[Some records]
□ □ □ □ □
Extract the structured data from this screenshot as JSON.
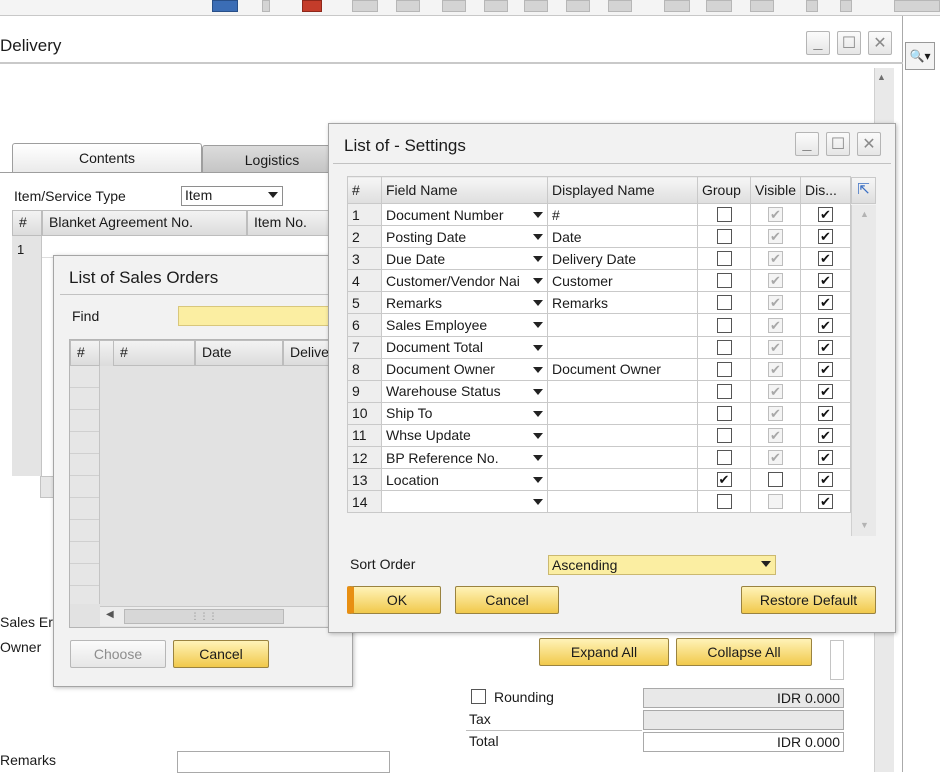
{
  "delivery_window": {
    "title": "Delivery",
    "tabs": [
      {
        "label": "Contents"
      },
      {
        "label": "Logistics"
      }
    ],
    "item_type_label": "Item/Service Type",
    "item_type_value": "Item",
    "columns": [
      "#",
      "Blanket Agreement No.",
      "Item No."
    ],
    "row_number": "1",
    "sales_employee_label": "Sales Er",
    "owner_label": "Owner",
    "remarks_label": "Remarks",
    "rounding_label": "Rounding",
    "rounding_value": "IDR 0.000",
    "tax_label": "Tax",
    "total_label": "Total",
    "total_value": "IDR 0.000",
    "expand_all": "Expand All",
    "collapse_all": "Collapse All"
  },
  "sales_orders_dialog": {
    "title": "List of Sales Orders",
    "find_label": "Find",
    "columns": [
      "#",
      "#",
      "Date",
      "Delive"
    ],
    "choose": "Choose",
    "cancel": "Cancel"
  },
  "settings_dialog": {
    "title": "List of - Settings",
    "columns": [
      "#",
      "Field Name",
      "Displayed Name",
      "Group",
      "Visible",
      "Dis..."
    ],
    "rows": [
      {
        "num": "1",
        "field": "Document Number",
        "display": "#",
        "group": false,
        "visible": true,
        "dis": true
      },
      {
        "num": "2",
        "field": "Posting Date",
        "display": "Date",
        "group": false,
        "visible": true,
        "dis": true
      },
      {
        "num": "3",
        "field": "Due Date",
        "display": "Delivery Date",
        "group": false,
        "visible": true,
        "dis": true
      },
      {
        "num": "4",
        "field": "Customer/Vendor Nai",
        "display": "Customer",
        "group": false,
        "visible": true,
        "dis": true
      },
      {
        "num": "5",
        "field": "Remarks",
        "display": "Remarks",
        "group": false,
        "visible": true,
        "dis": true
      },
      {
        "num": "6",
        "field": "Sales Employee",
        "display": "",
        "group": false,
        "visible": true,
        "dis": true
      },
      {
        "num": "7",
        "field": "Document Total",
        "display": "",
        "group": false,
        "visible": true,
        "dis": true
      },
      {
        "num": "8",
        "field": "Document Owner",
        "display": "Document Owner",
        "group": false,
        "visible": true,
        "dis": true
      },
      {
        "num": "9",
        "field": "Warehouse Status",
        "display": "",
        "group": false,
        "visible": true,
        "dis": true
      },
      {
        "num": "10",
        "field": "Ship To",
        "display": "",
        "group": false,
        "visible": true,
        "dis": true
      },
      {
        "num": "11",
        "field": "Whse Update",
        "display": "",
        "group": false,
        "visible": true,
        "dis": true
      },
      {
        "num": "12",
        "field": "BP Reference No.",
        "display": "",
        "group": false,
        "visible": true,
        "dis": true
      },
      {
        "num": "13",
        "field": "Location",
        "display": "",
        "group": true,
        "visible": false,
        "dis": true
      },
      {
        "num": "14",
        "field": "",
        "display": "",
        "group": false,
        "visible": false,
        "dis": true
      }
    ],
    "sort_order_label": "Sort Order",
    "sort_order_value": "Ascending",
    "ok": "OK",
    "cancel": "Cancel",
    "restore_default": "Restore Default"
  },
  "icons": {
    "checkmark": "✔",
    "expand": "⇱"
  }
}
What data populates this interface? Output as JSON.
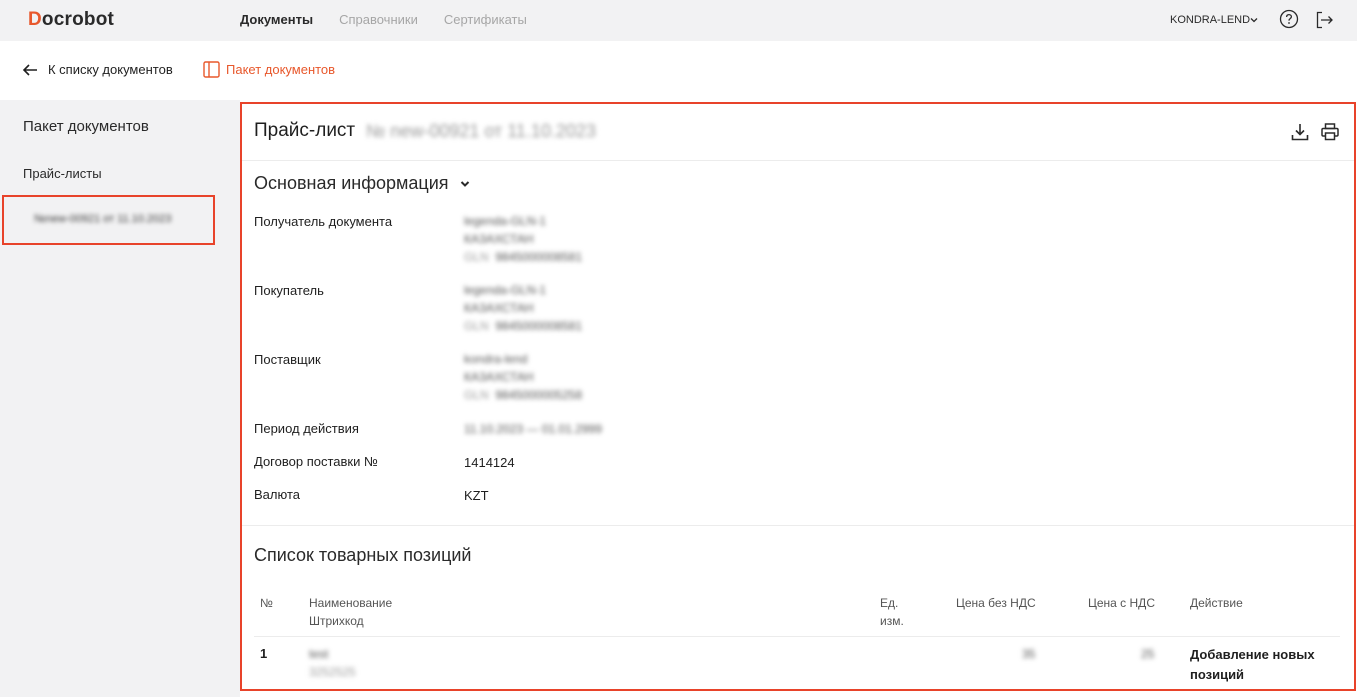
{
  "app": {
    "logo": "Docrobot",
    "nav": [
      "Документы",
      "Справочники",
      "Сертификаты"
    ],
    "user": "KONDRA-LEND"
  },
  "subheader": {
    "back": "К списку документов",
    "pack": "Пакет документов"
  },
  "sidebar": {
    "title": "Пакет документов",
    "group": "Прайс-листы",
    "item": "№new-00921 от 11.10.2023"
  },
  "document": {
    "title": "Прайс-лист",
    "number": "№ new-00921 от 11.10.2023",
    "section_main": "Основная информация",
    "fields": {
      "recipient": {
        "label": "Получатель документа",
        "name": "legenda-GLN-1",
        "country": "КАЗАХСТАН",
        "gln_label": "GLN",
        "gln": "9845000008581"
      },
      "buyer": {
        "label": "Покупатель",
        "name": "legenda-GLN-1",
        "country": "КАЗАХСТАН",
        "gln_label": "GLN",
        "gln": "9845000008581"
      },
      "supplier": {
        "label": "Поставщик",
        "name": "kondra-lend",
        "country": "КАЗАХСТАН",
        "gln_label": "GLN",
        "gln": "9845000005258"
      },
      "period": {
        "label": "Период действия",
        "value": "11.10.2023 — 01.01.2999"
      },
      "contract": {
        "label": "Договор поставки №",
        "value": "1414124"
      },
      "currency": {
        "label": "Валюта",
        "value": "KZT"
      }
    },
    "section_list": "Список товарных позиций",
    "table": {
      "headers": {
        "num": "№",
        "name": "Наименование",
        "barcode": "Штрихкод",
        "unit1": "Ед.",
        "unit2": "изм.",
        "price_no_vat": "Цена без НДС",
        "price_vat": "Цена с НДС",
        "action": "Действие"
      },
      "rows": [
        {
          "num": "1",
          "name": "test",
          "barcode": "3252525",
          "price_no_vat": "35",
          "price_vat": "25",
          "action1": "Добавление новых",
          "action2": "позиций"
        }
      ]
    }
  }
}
□ □ □ □ □
[Task brief]
Nothing but a number is needed here: how many lines hold the string "data"?

[Completed task]
2